═════ Material for the task

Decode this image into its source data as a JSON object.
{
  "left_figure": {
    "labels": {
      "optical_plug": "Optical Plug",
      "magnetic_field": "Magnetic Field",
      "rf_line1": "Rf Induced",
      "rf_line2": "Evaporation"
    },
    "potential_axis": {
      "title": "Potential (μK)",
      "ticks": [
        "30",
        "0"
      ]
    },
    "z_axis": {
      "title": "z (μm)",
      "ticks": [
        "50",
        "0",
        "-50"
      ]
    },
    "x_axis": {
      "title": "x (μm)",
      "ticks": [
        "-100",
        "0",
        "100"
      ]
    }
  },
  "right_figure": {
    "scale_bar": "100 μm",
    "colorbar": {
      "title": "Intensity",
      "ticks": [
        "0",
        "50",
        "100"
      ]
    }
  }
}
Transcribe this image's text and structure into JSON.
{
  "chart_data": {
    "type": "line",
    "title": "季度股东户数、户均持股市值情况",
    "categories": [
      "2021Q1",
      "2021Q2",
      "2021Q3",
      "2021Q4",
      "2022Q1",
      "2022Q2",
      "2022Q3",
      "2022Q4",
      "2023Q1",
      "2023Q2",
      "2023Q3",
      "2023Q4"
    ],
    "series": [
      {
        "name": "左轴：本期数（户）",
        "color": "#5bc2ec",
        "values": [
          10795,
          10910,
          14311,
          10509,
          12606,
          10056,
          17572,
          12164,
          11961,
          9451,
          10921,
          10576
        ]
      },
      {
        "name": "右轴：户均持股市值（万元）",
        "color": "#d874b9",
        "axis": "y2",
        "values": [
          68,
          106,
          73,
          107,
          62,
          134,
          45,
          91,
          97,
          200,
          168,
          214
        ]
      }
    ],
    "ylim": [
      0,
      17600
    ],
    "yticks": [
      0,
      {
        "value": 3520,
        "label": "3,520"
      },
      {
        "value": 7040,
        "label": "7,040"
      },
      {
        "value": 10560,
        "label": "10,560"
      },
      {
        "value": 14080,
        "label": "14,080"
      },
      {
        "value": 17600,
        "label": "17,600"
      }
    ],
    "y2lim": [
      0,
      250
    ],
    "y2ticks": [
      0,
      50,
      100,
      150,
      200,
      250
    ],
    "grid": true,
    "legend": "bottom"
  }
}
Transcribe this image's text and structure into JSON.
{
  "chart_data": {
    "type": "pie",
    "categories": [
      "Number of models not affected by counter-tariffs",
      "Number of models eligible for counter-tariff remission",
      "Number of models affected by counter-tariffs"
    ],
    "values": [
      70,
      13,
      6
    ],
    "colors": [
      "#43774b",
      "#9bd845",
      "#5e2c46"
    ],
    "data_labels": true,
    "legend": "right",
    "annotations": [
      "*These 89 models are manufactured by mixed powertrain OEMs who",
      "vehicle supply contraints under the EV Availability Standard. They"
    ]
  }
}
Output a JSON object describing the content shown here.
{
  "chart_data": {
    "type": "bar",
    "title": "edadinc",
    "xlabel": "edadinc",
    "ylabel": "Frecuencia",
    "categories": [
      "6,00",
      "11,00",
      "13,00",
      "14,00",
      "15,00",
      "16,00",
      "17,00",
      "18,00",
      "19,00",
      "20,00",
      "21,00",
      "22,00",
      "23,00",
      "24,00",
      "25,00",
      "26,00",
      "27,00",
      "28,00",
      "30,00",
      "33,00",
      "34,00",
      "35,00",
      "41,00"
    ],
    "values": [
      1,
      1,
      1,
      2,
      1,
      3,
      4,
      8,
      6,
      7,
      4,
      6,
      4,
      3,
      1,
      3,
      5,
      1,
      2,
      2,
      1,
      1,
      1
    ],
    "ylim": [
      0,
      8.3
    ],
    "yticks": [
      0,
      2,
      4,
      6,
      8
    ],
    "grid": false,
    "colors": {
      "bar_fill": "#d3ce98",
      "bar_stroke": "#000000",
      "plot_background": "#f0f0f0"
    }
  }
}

══════════

> **What the task requires**: Go through the records and print each one exactly.

> **The output**:
Decode this image into its source data as a JSON object.
{
  "left_figure": {
    "labels": {
      "optical_plug": "Optical Plug",
      "magnetic_field": "Magnetic Field",
      "rf_line1": "Rf Induced",
      "rf_line2": "Evaporation"
    },
    "potential_axis": {
      "title": "Potential (μK)",
      "ticks": [
        "30",
        "0"
      ]
    },
    "z_axis": {
      "title": "z (μm)",
      "ticks": [
        "50",
        "0",
        "-50"
      ]
    },
    "x_axis": {
      "title": "x (μm)",
      "ticks": [
        "-100",
        "0",
        "100"
      ]
    }
  },
  "right_figure": {
    "scale_bar": "100 μm",
    "colorbar": {
      "title": "Intensity",
      "ticks": [
        "0",
        "50",
        "100"
      ]
    }
  }
}
Transcribe this image's text and structure into JSON.
{
  "chart_data": {
    "type": "line",
    "title": "季度股东户数、户均持股市值情况",
    "categories": [
      "2021Q1",
      "2021Q2",
      "2021Q3",
      "2021Q4",
      "2022Q1",
      "2022Q2",
      "2022Q3",
      "2022Q4",
      "2023Q1",
      "2023Q2",
      "2023Q3",
      "2023Q4"
    ],
    "series": [
      {
        "name": "左轴：本期数（户）",
        "color": "#5bc2ec",
        "values": [
          10795,
          10910,
          14311,
          10509,
          12606,
          10056,
          17572,
          12164,
          11961,
          9451,
          10921,
          10576
        ]
      },
      {
        "name": "右轴：户均持股市值（万元）",
        "color": "#d874b9",
        "axis": "y2",
        "values": [
          68,
          106,
          73,
          107,
          62,
          134,
          45,
          91,
          97,
          200,
          168,
          214
        ]
      }
    ],
    "ylim": [
      0,
      17600
    ],
    "yticks": [
      0,
      {
        "value": 3520,
        "label": "3,520"
      },
      {
        "value": 7040,
        "label": "7,040"
      },
      {
        "value": 10560,
        "label": "10,560"
      },
      {
        "value": 14080,
        "label": "14,080"
      },
      {
        "value": 17600,
        "label": "17,600"
      }
    ],
    "y2lim": [
      0,
      250
    ],
    "y2ticks": [
      0,
      50,
      100,
      150,
      200,
      250
    ],
    "grid": true,
    "legend": "bottom"
  }
}
Transcribe this image's text and structure into JSON.
{
  "chart_data": {
    "type": "pie",
    "categories": [
      "Number of models not affected by counter-tariffs",
      "Number of models eligible for counter-tariff remission",
      "Number of models affected by counter-tariffs"
    ],
    "values": [
      70,
      13,
      6
    ],
    "colors": [
      "#43774b",
      "#9bd845",
      "#5e2c46"
    ],
    "data_labels": true,
    "legend": "right",
    "annotations": [
      "*These 89 models are manufactured by mixed powertrain OEMs who",
      "vehicle supply contraints under the EV Availability Standard. They"
    ]
  }
}
Output a JSON object describing the content shown here.
{
  "chart_data": {
    "type": "bar",
    "title": "edadinc",
    "xlabel": "edadinc",
    "ylabel": "Frecuencia",
    "categories": [
      "6,00",
      "11,00",
      "13,00",
      "14,00",
      "15,00",
      "16,00",
      "17,00",
      "18,00",
      "19,00",
      "20,00",
      "21,00",
      "22,00",
      "23,00",
      "24,00",
      "25,00",
      "26,00",
      "27,00",
      "28,00",
      "30,00",
      "33,00",
      "34,00",
      "35,00",
      "41,00"
    ],
    "values": [
      1,
      1,
      1,
      2,
      1,
      3,
      4,
      8,
      6,
      7,
      4,
      6,
      4,
      3,
      1,
      3,
      5,
      1,
      2,
      2,
      1,
      1,
      1
    ],
    "ylim": [
      0,
      8.3
    ],
    "yticks": [
      0,
      2,
      4,
      6,
      8
    ],
    "grid": false,
    "colors": {
      "bar_fill": "#d3ce98",
      "bar_stroke": "#000000",
      "plot_background": "#f0f0f0"
    }
  }
}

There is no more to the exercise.